start Material provided

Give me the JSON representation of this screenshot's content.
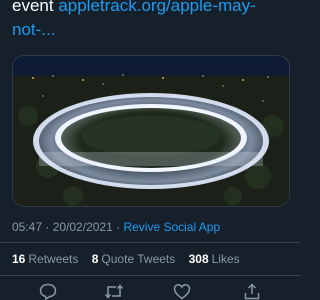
{
  "tweet": {
    "text_prefix": "event ",
    "link_line1": "appletrack.org/apple-may-",
    "link_line2": "not-..."
  },
  "media": {
    "alt_icon": "photo-of-apple-park-at-night"
  },
  "meta": {
    "time": "05:47",
    "separator1": " · ",
    "date": "20/02/2021",
    "separator2": " · ",
    "source": "Revive Social App"
  },
  "stats": {
    "retweets_count": "16",
    "retweets_label": "Retweets",
    "quote_count": "8",
    "quote_label": "Quote Tweets",
    "likes_count": "308",
    "likes_label": "Likes"
  },
  "actions": {
    "icons": [
      "reply-icon",
      "retweet-icon",
      "like-icon",
      "share-icon"
    ]
  },
  "colors": {
    "background": "#15202b",
    "link": "#1d9bf0",
    "muted": "#8899a6",
    "divider": "#38444d"
  }
}
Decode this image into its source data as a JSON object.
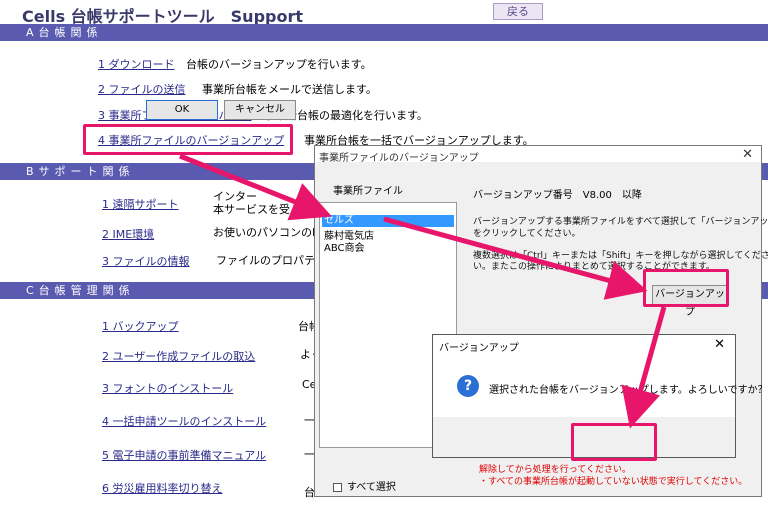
{
  "app": {
    "title": "Cells 台帳サポートツール　Support",
    "back_label": "戻る"
  },
  "sections": {
    "a": "A台帳関係",
    "b": "Bサポート関係",
    "c": "C台帳管理関係"
  },
  "menu_a": [
    {
      "label": "1 ダウンロード",
      "desc": "台帳のバージョンアップを行います。"
    },
    {
      "label": "2 ファイルの送信",
      "desc": "事業所台帳をメールで送信します。"
    },
    {
      "label": "3 事業所ファイルのコンバート",
      "desc": "事業所台帳の最適化を行います。"
    },
    {
      "label": "4 事業所ファイルのバージョンアップ",
      "desc": "事業所台帳を一括でバージョンアップします。"
    }
  ],
  "menu_b": [
    {
      "label": "1 遠隔サポート",
      "desc": "インター",
      "desc2": "本サービスを受"
    },
    {
      "label": "2 IME環境",
      "desc": "お使いのパソコンのIM"
    },
    {
      "label": "3 ファイルの情報",
      "desc": "ファイルのプロパティを"
    }
  ],
  "menu_c": [
    {
      "label": "1 バックアップ",
      "desc": "台帳"
    },
    {
      "label": "2 ユーザー作成ファイルの取込",
      "desc": "よく"
    },
    {
      "label": "3 フォントのインストール",
      "desc": "Ce"
    },
    {
      "label": "4 一括申請ツールのインストール",
      "desc": "一"
    },
    {
      "label": "5 電子申請の事前準備マニュアル",
      "desc": "一"
    },
    {
      "label": "6 労災雇用料率切り替え",
      "desc": "台"
    }
  ],
  "dialog1": {
    "title": "事業所ファイルのバージョンアップ",
    "close": "✕",
    "list_label": "事業所ファイル",
    "files": [
      "セルズ",
      "藤村電気店",
      "ABC商会"
    ],
    "version": "バージョンアップ番号　V8.00　以降",
    "text1": "バージョンアップする事業所ファイルをすべて選択して「バージョンアップ」",
    "text2": "をクリックしてください。",
    "text3": "複数選択は「Ctrl」キーまたは「Shift」キーを押しながら選択してくださ",
    "text4": "い。またこの操作によりまとめて選択することができます。",
    "button": "バージョンアップ",
    "select_all": "すべて選択",
    "foot1": "解除してから処理を行ってください。",
    "foot2": "・すべての事業所台帳が起動していない状態で実行してください。"
  },
  "dialog2": {
    "title": "バージョンアップ",
    "close": "✕",
    "icon": "?",
    "message": "選択された台帳をバージョンアップします。よろしいですか？",
    "ok": "OK",
    "cancel": "キャンセル"
  },
  "colors": {
    "section_bar": "#5a5ab0",
    "highlight": "#e8166a",
    "link": "#2a2a8a"
  }
}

end Material provided

Aim
Make an exact copy of every record, pictures excluded.

Response to this exercise
Give me the JSON representation of this screenshot's content.
{
  "tweet": {
    "text_prefix": "event ",
    "link_line1": "appletrack.org/apple-may-",
    "link_line2": "not-..."
  },
  "media": {
    "alt_icon": "photo-of-apple-park-at-night"
  },
  "meta": {
    "time": "05:47",
    "separator1": " · ",
    "date": "20/02/2021",
    "separator2": " · ",
    "source": "Revive Social App"
  },
  "stats": {
    "retweets_count": "16",
    "retweets_label": "Retweets",
    "quote_count": "8",
    "quote_label": "Quote Tweets",
    "likes_count": "308",
    "likes_label": "Likes"
  },
  "actions": {
    "icons": [
      "reply-icon",
      "retweet-icon",
      "like-icon",
      "share-icon"
    ]
  },
  "colors": {
    "background": "#15202b",
    "link": "#1d9bf0",
    "muted": "#8899a6",
    "divider": "#38444d"
  }
}
Decode this image into its source data as a JSON object.
{
  "app": {
    "title": "Cells 台帳サポートツール　Support",
    "back_label": "戻る"
  },
  "sections": {
    "a": "A台帳関係",
    "b": "Bサポート関係",
    "c": "C台帳管理関係"
  },
  "menu_a": [
    {
      "label": "1 ダウンロード",
      "desc": "台帳のバージョンアップを行います。"
    },
    {
      "label": "2 ファイルの送信",
      "desc": "事業所台帳をメールで送信します。"
    },
    {
      "label": "3 事業所ファイルのコンバート",
      "desc": "事業所台帳の最適化を行います。"
    },
    {
      "label": "4 事業所ファイルのバージョンアップ",
      "desc": "事業所台帳を一括でバージョンアップします。"
    }
  ],
  "menu_b": [
    {
      "label": "1 遠隔サポート",
      "desc": "インター",
      "desc2": "本サービスを受"
    },
    {
      "label": "2 IME環境",
      "desc": "お使いのパソコンのIM"
    },
    {
      "label": "3 ファイルの情報",
      "desc": "ファイルのプロパティを"
    }
  ],
  "menu_c": [
    {
      "label": "1 バックアップ",
      "desc": "台帳"
    },
    {
      "label": "2 ユーザー作成ファイルの取込",
      "desc": "よく"
    },
    {
      "label": "3 フォントのインストール",
      "desc": "Ce"
    },
    {
      "label": "4 一括申請ツールのインストール",
      "desc": "一"
    },
    {
      "label": "5 電子申請の事前準備マニュアル",
      "desc": "一"
    },
    {
      "label": "6 労災雇用料率切り替え",
      "desc": "台"
    }
  ],
  "dialog1": {
    "title": "事業所ファイルのバージョンアップ",
    "close": "✕",
    "list_label": "事業所ファイル",
    "files": [
      "セルズ",
      "藤村電気店",
      "ABC商会"
    ],
    "version": "バージョンアップ番号　V8.00　以降",
    "text1": "バージョンアップする事業所ファイルをすべて選択して「バージョンアップ」",
    "text2": "をクリックしてください。",
    "text3": "複数選択は「Ctrl」キーまたは「Shift」キーを押しながら選択してくださ",
    "text4": "い。またこの操作によりまとめて選択することができます。",
    "button": "バージョンアップ",
    "select_all": "すべて選択",
    "foot1": "解除してから処理を行ってください。",
    "foot2": "・すべての事業所台帳が起動していない状態で実行してください。"
  },
  "dialog2": {
    "title": "バージョンアップ",
    "close": "✕",
    "icon": "?",
    "message": "選択された台帳をバージョンアップします。よろしいですか？",
    "ok": "OK",
    "cancel": "キャンセル"
  },
  "colors": {
    "section_bar": "#5a5ab0",
    "highlight": "#e8166a",
    "link": "#2a2a8a"
  }
}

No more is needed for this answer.